◆ Records contained in a dataset:
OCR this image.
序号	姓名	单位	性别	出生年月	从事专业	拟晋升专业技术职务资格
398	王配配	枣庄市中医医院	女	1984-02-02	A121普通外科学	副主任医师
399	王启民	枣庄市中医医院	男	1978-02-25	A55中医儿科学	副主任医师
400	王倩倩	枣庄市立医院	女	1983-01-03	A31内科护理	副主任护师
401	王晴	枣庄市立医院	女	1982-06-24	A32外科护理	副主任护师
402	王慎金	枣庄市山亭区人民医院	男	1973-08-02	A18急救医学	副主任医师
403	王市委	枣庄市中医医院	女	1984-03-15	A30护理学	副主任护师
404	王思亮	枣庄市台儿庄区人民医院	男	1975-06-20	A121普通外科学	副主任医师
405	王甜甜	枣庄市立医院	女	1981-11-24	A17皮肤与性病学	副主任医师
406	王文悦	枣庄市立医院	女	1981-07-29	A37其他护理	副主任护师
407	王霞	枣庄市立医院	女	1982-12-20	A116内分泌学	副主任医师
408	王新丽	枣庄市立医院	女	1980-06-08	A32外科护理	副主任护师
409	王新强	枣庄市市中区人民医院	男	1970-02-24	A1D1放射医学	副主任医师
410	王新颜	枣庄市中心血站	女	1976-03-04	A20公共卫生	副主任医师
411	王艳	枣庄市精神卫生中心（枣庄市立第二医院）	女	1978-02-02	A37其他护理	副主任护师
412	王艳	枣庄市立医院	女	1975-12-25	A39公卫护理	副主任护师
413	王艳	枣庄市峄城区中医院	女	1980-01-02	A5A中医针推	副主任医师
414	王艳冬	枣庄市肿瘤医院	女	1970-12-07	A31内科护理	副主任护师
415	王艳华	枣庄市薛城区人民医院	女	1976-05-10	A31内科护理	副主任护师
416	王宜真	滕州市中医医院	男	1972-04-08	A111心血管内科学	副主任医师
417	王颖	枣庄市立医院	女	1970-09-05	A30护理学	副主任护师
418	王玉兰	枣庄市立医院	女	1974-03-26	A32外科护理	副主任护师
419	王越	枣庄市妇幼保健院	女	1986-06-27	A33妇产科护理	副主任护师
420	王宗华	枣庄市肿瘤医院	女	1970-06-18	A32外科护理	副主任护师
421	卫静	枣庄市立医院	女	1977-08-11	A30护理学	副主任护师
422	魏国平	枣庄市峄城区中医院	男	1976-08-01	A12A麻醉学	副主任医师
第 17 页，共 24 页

◆ Goal of the exercise:
Each record above must be given again exactly.

◆ Answer to this exercise:
OCR this image.
序号	姓名	单位	性别	出生年月	从事专业	拟晋升专业技术职务资格
398	王配配	枣庄市中医医院	女	1984-02-02	A121普通外科学	副主任医师
399	王启民	枣庄市中医医院	男	1978-02-25	A55中医儿科学	副主任医师
400	王倩倩	枣庄市立医院	女	1983-01-03	A31内科护理	副主任护师
401	王晴	枣庄市立医院	女	1982-06-24	A32外科护理	副主任护师
402	王慎金	枣庄市山亭区人民医院	男	1973-08-02	A18急救医学	副主任医师
403	王市委	枣庄市中医医院	女	1984-03-15	A30护理学	副主任护师
404	王思亮	枣庄市台儿庄区人民医院	男	1975-06-20	A121普通外科学	副主任医师
405	王甜甜	枣庄市立医院	女	1981-11-24	A17皮肤与性病学	副主任医师
406	王文悦	枣庄市立医院	女	1981-07-29	A37其他护理	副主任护师
407	王霞	枣庄市立医院	女	1982-12-20	A116内分泌学	副主任医师
408	王新丽	枣庄市立医院	女	1980-06-08	A32外科护理	副主任护师
409	王新强	枣庄市市中区人民医院	男	1970-02-24	A1D1放射医学	副主任医师
410	王新颜	枣庄市中心血站	女	1976-03-04	A20公共卫生	副主任医师
411	王艳	枣庄市精神卫生中心（枣庄市立第二医院）	女	1978-02-02	A37其他护理	副主任护师
412	王艳	枣庄市立医院	女	1975-12-25	A39公卫护理	副主任护师
413	王艳	枣庄市峄城区中医院	女	1980-01-02	A5A中医针推	副主任医师
414	王艳冬	枣庄市肿瘤医院	女	1970-12-07	A31内科护理	副主任护师
415	王艳华	枣庄市薛城区人民医院	女	1976-05-10	A31内科护理	副主任护师
416	王宜真	滕州市中医医院	男	1972-04-08	A111心血管内科学	副主任医师
417	王颖	枣庄市立医院	女	1970-09-05	A30护理学	副主任护师
418	王玉兰	枣庄市立医院	女	1974-03-26	A32外科护理	副主任护师
419	王越	枣庄市妇幼保健院	女	1986-06-27	A33妇产科护理	副主任护师
420	王宗华	枣庄市肿瘤医院	女	1970-06-18	A32外科护理	副主任护师
421	卫静	枣庄市立医院	女	1977-08-11	A30护理学	副主任护师
422	魏国平	枣庄市峄城区中医院	男	1976-08-01	A12A麻醉学	副主任医师
第 17 页，共 24 页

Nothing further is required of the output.